--- BEGIN ---
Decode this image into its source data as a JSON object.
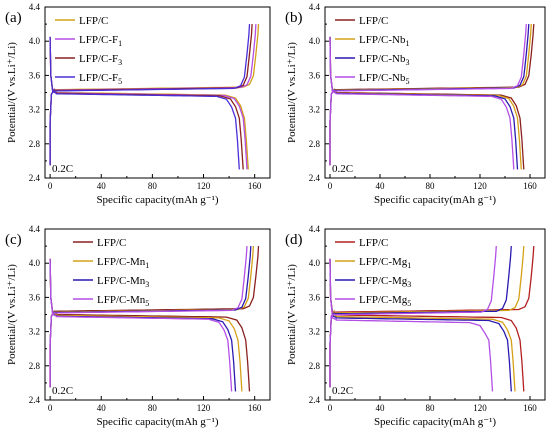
{
  "chart_data": [
    {
      "type": "line",
      "panel_label": "(a)",
      "rate_label": "0.2C",
      "xlabel": "Specific capacity(mAh g⁻¹)",
      "ylabel": "Potential/(V vs.Li⁺/Li)",
      "xlim": [
        -4,
        172
      ],
      "ylim": [
        2.4,
        4.4
      ],
      "xticks": [
        "0",
        "40",
        "80",
        "120",
        "160"
      ],
      "yticks": [
        "2.4",
        "2.8",
        "3.2",
        "3.6",
        "4.0",
        "4.4"
      ],
      "legend_position": "top-left",
      "grid": false,
      "series": [
        {
          "name": "LFP/C",
          "color": "#d4a017",
          "charge_plateau_V": 3.445,
          "discharge_plateau_V": 3.395,
          "charge_capacity": 163,
          "discharge_capacity": 155
        },
        {
          "name": "LFP/C-F1",
          "color": "#b44fe6",
          "charge_plateau_V": 3.44,
          "discharge_plateau_V": 3.39,
          "charge_capacity": 161,
          "discharge_capacity": 154
        },
        {
          "name": "LFP/C-F3",
          "color": "#8b2020",
          "charge_plateau_V": 3.435,
          "discharge_plateau_V": 3.385,
          "charge_capacity": 158,
          "discharge_capacity": 151
        },
        {
          "name": "LFP/C-F5",
          "color": "#4a2fd8",
          "charge_plateau_V": 3.43,
          "discharge_plateau_V": 3.38,
          "charge_capacity": 156,
          "discharge_capacity": 148
        }
      ]
    },
    {
      "type": "line",
      "panel_label": "(b)",
      "rate_label": "0.2C",
      "xlabel": "Specific capacity(mAh g⁻¹)",
      "ylabel": "Potential/(V vs.Li⁺/Li)",
      "xlim": [
        -4,
        172
      ],
      "ylim": [
        2.4,
        4.4
      ],
      "xticks": [
        "0",
        "40",
        "80",
        "120",
        "160"
      ],
      "yticks": [
        "2.4",
        "2.8",
        "3.2",
        "3.6",
        "4.0",
        "4.4"
      ],
      "legend_position": "top-left",
      "grid": false,
      "series": [
        {
          "name": "LFP/C",
          "color": "#8b2020",
          "charge_plateau_V": 3.445,
          "discharge_plateau_V": 3.395,
          "charge_capacity": 163,
          "discharge_capacity": 155
        },
        {
          "name": "LFP/C-Nb1",
          "color": "#d4a017",
          "charge_plateau_V": 3.44,
          "discharge_plateau_V": 3.39,
          "charge_capacity": 161,
          "discharge_capacity": 153
        },
        {
          "name": "LFP/C-Nb3",
          "color": "#2a1ab0",
          "charge_plateau_V": 3.435,
          "discharge_plateau_V": 3.385,
          "charge_capacity": 159,
          "discharge_capacity": 150
        },
        {
          "name": "LFP/C-Nb5",
          "color": "#b44fe6",
          "charge_plateau_V": 3.43,
          "discharge_plateau_V": 3.38,
          "charge_capacity": 157,
          "discharge_capacity": 147
        }
      ]
    },
    {
      "type": "line",
      "panel_label": "(c)",
      "rate_label": "0.2C",
      "xlabel": "Specific capacity(mAh g⁻¹)",
      "ylabel": "Potential/(V vs.Li⁺/Li)",
      "xlim": [
        -4,
        172
      ],
      "ylim": [
        2.4,
        4.4
      ],
      "xticks": [
        "0",
        "40",
        "80",
        "120",
        "160"
      ],
      "yticks": [
        "2.4",
        "2.8",
        "3.2",
        "3.6",
        "4.0",
        "4.4"
      ],
      "legend_position": "top-right",
      "grid": false,
      "series": [
        {
          "name": "LFP/C",
          "color": "#8b2020",
          "charge_plateau_V": 3.45,
          "discharge_plateau_V": 3.395,
          "charge_capacity": 163,
          "discharge_capacity": 156
        },
        {
          "name": "LFP/C-Mn1",
          "color": "#d4a017",
          "charge_plateau_V": 3.44,
          "discharge_plateau_V": 3.385,
          "charge_capacity": 159,
          "discharge_capacity": 150
        },
        {
          "name": "LFP/C-Mn3",
          "color": "#2a1ab0",
          "charge_plateau_V": 3.435,
          "discharge_plateau_V": 3.375,
          "charge_capacity": 157,
          "discharge_capacity": 145
        },
        {
          "name": "LFP/C-Mn5",
          "color": "#b44fe6",
          "charge_plateau_V": 3.43,
          "discharge_plateau_V": 3.37,
          "charge_capacity": 154,
          "discharge_capacity": 142
        }
      ]
    },
    {
      "type": "line",
      "panel_label": "(d)",
      "rate_label": "0.2C",
      "xlabel": "Specific capacity(mAh g⁻¹)",
      "ylabel": "Potential/(V vs.Li⁺/Li)",
      "xlim": [
        -4,
        172
      ],
      "ylim": [
        2.4,
        4.4
      ],
      "xticks": [
        "0",
        "40",
        "80",
        "120",
        "160"
      ],
      "yticks": [
        "2.4",
        "2.8",
        "3.2",
        "3.6",
        "4.0",
        "4.4"
      ],
      "legend_position": "top-left",
      "grid": false,
      "series": [
        {
          "name": "LFP/C",
          "color": "#b22020",
          "charge_plateau_V": 3.44,
          "discharge_plateau_V": 3.39,
          "charge_capacity": 163,
          "discharge_capacity": 155
        },
        {
          "name": "LFP/C-Mg1",
          "color": "#d4a017",
          "charge_plateau_V": 3.43,
          "discharge_plateau_V": 3.37,
          "charge_capacity": 155,
          "discharge_capacity": 148
        },
        {
          "name": "LFP/C-Mg3",
          "color": "#2a1ab0",
          "charge_plateau_V": 3.42,
          "discharge_plateau_V": 3.355,
          "charge_capacity": 145,
          "discharge_capacity": 145
        },
        {
          "name": "LFP/C-Mg5",
          "color": "#b44fe6",
          "charge_plateau_V": 3.41,
          "discharge_plateau_V": 3.33,
          "charge_capacity": 133,
          "discharge_capacity": 130
        }
      ]
    }
  ]
}
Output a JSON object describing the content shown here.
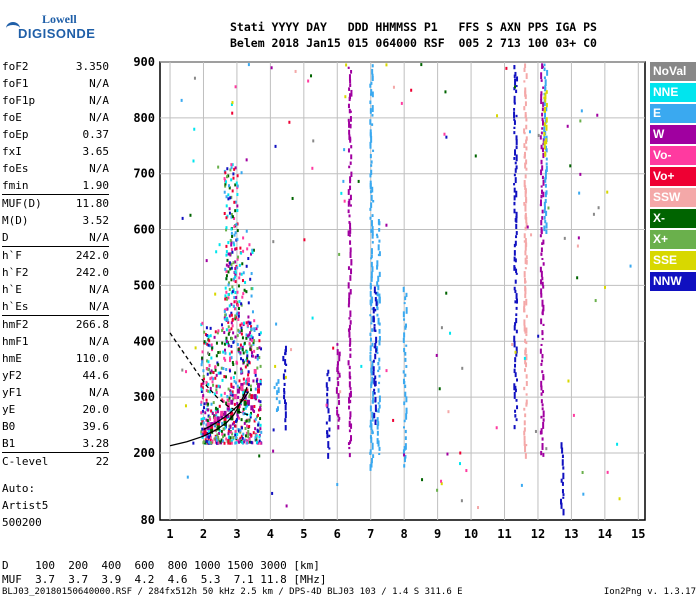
{
  "logo": {
    "line1": "Lowell",
    "line2": "DIGISONDE"
  },
  "header": {
    "labels": "Stati YYYY DAY   DDD HHMMSS P1   FFS S AXN PPS IGA PS",
    "values": "Belem 2018 Jan15 015 064000 RSF  005 2 713 100 03+ C0"
  },
  "params": [
    {
      "n": "foF2",
      "v": "3.350"
    },
    {
      "n": "foF1",
      "v": "N/A"
    },
    {
      "n": "foF1p",
      "v": "N/A"
    },
    {
      "n": "foE",
      "v": "N/A"
    },
    {
      "n": "foEp",
      "v": "0.37"
    },
    {
      "n": "fxI",
      "v": "3.65"
    },
    {
      "n": "foEs",
      "v": "N/A"
    },
    {
      "n": "fmin",
      "v": "1.90"
    },
    {
      "n": "MUF(D)",
      "v": "11.80"
    },
    {
      "n": "M(D)",
      "v": "3.52"
    },
    {
      "n": "D",
      "v": "N/A"
    },
    {
      "n": "h`F",
      "v": "242.0"
    },
    {
      "n": "h`F2",
      "v": "242.0"
    },
    {
      "n": "h`E",
      "v": "N/A"
    },
    {
      "n": "h`Es",
      "v": "N/A"
    },
    {
      "n": "hmF2",
      "v": "266.8"
    },
    {
      "n": "hmF1",
      "v": "N/A"
    },
    {
      "n": "hmE",
      "v": "110.0"
    },
    {
      "n": "yF2",
      "v": "44.6"
    },
    {
      "n": "yF1",
      "v": "N/A"
    },
    {
      "n": "yE",
      "v": "20.0"
    },
    {
      "n": "B0",
      "v": "39.6"
    },
    {
      "n": "B1",
      "v": "3.28"
    },
    {
      "n": "C-level",
      "v": "22"
    }
  ],
  "auto": [
    "Auto:",
    "Artist5",
    "500200"
  ],
  "legend": [
    {
      "label": "NoVal",
      "color": "#888888"
    },
    {
      "label": "NNE",
      "color": "#00e5ee"
    },
    {
      "label": "E",
      "color": "#3aa9f0"
    },
    {
      "label": "W",
      "color": "#a000a0"
    },
    {
      "label": "Vo-",
      "color": "#ff3aa0"
    },
    {
      "label": "Vo+",
      "color": "#ee0033"
    },
    {
      "label": "SSW",
      "color": "#f4a8a8"
    },
    {
      "label": "X-",
      "color": "#006400"
    },
    {
      "label": "X+",
      "color": "#6ab04c"
    },
    {
      "label": "SSE",
      "color": "#d8d800"
    },
    {
      "label": "NNW",
      "color": "#1010c0"
    }
  ],
  "muf_table": {
    "d_label": "D",
    "d_values": "100  200  400  600  800 1000 1500 3000 [km]",
    "m_label": "MUF",
    "m_values": "3.7  3.7  3.9  4.2  4.6  5.3  7.1 11.8 [MHz]"
  },
  "footer": {
    "left": "BLJ03_20180150640000.RSF / 284fx512h 50 kHz 2.5 km / DPS-4D BLJ03 103 / 1.4 S 311.6 E",
    "right": "Ion2Png v. 1.3.17"
  },
  "chart_data": {
    "type": "scatter",
    "title": "",
    "xlabel": "",
    "ylabel": "",
    "xlim": [
      0.7,
      15.2
    ],
    "ylim": [
      80,
      900
    ],
    "x_ticks": [
      1,
      2,
      3,
      4,
      5,
      6,
      7,
      8,
      9,
      10,
      11,
      12,
      13,
      14,
      15
    ],
    "y_ticks": [
      80,
      200,
      300,
      400,
      500,
      600,
      700,
      800,
      900
    ],
    "grid": true,
    "legend_position": "right",
    "traces": [
      {
        "color": "#a000a0",
        "x": [
          2.0,
          2.1,
          2.2,
          2.3,
          2.4,
          2.5,
          2.6,
          2.7,
          2.8,
          2.9,
          3.0,
          3.1,
          3.2,
          3.3,
          3.4,
          3.5,
          3.6
        ],
        "y": [
          240,
          245,
          250,
          255,
          260,
          265,
          270,
          280,
          290,
          300,
          310,
          320,
          300,
          290,
          280,
          300,
          320
        ]
      },
      {
        "color": "#ee0033",
        "x": [
          2.0,
          2.2,
          2.4,
          2.6,
          2.8,
          3.0,
          3.2,
          3.4,
          3.6
        ],
        "y": [
          235,
          242,
          248,
          258,
          268,
          280,
          290,
          300,
          310
        ]
      },
      {
        "color": "#ff3aa0",
        "x": [
          2.1,
          2.3,
          2.5,
          2.7,
          2.9,
          3.1,
          3.3,
          3.5
        ],
        "y": [
          250,
          260,
          270,
          285,
          300,
          315,
          330,
          345
        ]
      },
      {
        "color": "#006400",
        "x": [
          2.2,
          2.4,
          2.6,
          2.8,
          3.0,
          3.2
        ],
        "y": [
          238,
          244,
          252,
          262,
          274,
          288
        ]
      }
    ],
    "vertical_streaks": [
      {
        "color": "#a000a0",
        "x": 6.35,
        "y0": 200,
        "y1": 900
      },
      {
        "color": "#a000a0",
        "x": 6.0,
        "y0": 250,
        "y1": 400
      },
      {
        "color": "#3aa9f0",
        "x": 7.0,
        "y0": 180,
        "y1": 900
      },
      {
        "color": "#3aa9f0",
        "x": 7.2,
        "y0": 200,
        "y1": 620
      },
      {
        "color": "#1010c0",
        "x": 7.1,
        "y0": 260,
        "y1": 500
      },
      {
        "color": "#3aa9f0",
        "x": 8.0,
        "y0": 180,
        "y1": 500
      },
      {
        "color": "#1010c0",
        "x": 11.3,
        "y0": 250,
        "y1": 900
      },
      {
        "color": "#f4a8a8",
        "x": 11.6,
        "y0": 200,
        "y1": 900
      },
      {
        "color": "#a000a0",
        "x": 12.1,
        "y0": 200,
        "y1": 900
      },
      {
        "color": "#3aa9f0",
        "x": 12.2,
        "y0": 600,
        "y1": 900
      },
      {
        "color": "#d8d800",
        "x": 12.2,
        "y0": 740,
        "y1": 850
      },
      {
        "color": "#1010c0",
        "x": 4.4,
        "y0": 250,
        "y1": 400
      },
      {
        "color": "#1010c0",
        "x": 5.7,
        "y0": 200,
        "y1": 350
      },
      {
        "color": "#3aa9f0",
        "x": 4.2,
        "y0": 280,
        "y1": 340
      },
      {
        "color": "#1010c0",
        "x": 12.7,
        "y0": 100,
        "y1": 220
      }
    ],
    "clusters": [
      {
        "x": [
          1.9,
          3.7
        ],
        "y": [
          220,
          440
        ],
        "n": 600
      },
      {
        "x": [
          2.6,
          3.0
        ],
        "y": [
          440,
          720
        ],
        "n": 160
      },
      {
        "x": [
          3.0,
          3.5
        ],
        "y": [
          380,
          600
        ],
        "n": 80
      }
    ],
    "profile_curve": {
      "x": [
        1.0,
        1.5,
        2.0,
        2.4,
        2.7,
        2.9,
        3.0,
        3.1,
        3.2,
        3.3
      ],
      "y": [
        213,
        220,
        230,
        242,
        255,
        268,
        278,
        290,
        302,
        318
      ]
    },
    "profile_dashed": {
      "x": [
        1.0,
        1.4,
        1.8,
        2.1,
        2.4,
        2.7,
        3.0,
        3.35
      ],
      "y": [
        415,
        380,
        345,
        320,
        300,
        285,
        275,
        268
      ]
    },
    "profile_lower": {
      "x": [
        2.0,
        2.2,
        2.4,
        2.6,
        2.8,
        3.0,
        3.2,
        3.35
      ],
      "y": [
        242,
        248,
        255,
        263,
        272,
        283,
        296,
        310
      ]
    }
  }
}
--- END ---
▶ DIRECTIONS
Report the number of lines above containing the word "right", with no other text.

▶ THE RESULT
3